* Exercise inputs:
-----
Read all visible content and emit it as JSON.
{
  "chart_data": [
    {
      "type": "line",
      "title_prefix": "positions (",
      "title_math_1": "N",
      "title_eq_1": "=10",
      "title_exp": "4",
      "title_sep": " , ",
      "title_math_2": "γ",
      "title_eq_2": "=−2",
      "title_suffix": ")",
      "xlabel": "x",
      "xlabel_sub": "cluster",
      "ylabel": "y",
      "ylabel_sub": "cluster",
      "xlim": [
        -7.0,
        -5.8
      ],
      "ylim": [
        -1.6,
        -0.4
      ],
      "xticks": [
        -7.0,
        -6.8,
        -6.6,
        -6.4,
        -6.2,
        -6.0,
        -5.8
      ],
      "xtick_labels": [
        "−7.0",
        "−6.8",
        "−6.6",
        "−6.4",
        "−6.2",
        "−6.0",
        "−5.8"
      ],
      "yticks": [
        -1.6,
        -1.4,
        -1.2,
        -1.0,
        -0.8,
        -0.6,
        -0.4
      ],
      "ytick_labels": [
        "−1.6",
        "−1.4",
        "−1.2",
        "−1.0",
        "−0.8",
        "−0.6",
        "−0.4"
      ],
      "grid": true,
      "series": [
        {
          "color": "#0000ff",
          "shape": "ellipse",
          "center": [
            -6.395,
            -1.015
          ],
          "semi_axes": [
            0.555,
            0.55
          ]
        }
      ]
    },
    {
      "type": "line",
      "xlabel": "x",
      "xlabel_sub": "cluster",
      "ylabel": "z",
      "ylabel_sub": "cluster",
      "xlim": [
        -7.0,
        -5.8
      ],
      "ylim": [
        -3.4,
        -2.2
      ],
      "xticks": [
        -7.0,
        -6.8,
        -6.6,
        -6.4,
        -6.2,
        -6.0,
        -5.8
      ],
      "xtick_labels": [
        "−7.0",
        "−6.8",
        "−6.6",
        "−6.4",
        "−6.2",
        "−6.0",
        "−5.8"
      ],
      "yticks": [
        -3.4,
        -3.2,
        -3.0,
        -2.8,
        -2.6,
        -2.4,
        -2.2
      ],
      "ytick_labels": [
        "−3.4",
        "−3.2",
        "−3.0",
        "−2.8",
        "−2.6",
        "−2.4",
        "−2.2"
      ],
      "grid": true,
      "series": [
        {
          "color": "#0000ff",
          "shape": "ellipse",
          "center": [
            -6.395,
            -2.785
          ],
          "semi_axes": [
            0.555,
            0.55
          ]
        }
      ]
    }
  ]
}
-----
* Aim of the exercise: Produce an exact copy of the whole listing.

* Written answer:
Read all visible content and emit it as JSON.
{
  "chart_data": [
    {
      "type": "line",
      "title_prefix": "positions (",
      "title_math_1": "N",
      "title_eq_1": "=10",
      "title_exp": "4",
      "title_sep": " , ",
      "title_math_2": "γ",
      "title_eq_2": "=−2",
      "title_suffix": ")",
      "xlabel": "x",
      "xlabel_sub": "cluster",
      "ylabel": "y",
      "ylabel_sub": "cluster",
      "xlim": [
        -7.0,
        -5.8
      ],
      "ylim": [
        -1.6,
        -0.4
      ],
      "xticks": [
        -7.0,
        -6.8,
        -6.6,
        -6.4,
        -6.2,
        -6.0,
        -5.8
      ],
      "xtick_labels": [
        "−7.0",
        "−6.8",
        "−6.6",
        "−6.4",
        "−6.2",
        "−6.0",
        "−5.8"
      ],
      "yticks": [
        -1.6,
        -1.4,
        -1.2,
        -1.0,
        -0.8,
        -0.6,
        -0.4
      ],
      "ytick_labels": [
        "−1.6",
        "−1.4",
        "−1.2",
        "−1.0",
        "−0.8",
        "−0.6",
        "−0.4"
      ],
      "grid": true,
      "series": [
        {
          "color": "#0000ff",
          "shape": "ellipse",
          "center": [
            -6.395,
            -1.015
          ],
          "semi_axes": [
            0.555,
            0.55
          ]
        }
      ]
    },
    {
      "type": "line",
      "xlabel": "x",
      "xlabel_sub": "cluster",
      "ylabel": "z",
      "ylabel_sub": "cluster",
      "xlim": [
        -7.0,
        -5.8
      ],
      "ylim": [
        -3.4,
        -2.2
      ],
      "xticks": [
        -7.0,
        -6.8,
        -6.6,
        -6.4,
        -6.2,
        -6.0,
        -5.8
      ],
      "xtick_labels": [
        "−7.0",
        "−6.8",
        "−6.6",
        "−6.4",
        "−6.2",
        "−6.0",
        "−5.8"
      ],
      "yticks": [
        -3.4,
        -3.2,
        -3.0,
        -2.8,
        -2.6,
        -2.4,
        -2.2
      ],
      "ytick_labels": [
        "−3.4",
        "−3.2",
        "−3.0",
        "−2.8",
        "−2.6",
        "−2.4",
        "−2.2"
      ],
      "grid": true,
      "series": [
        {
          "color": "#0000ff",
          "shape": "ellipse",
          "center": [
            -6.395,
            -2.785
          ],
          "semi_axes": [
            0.555,
            0.55
          ]
        }
      ]
    }
  ]
}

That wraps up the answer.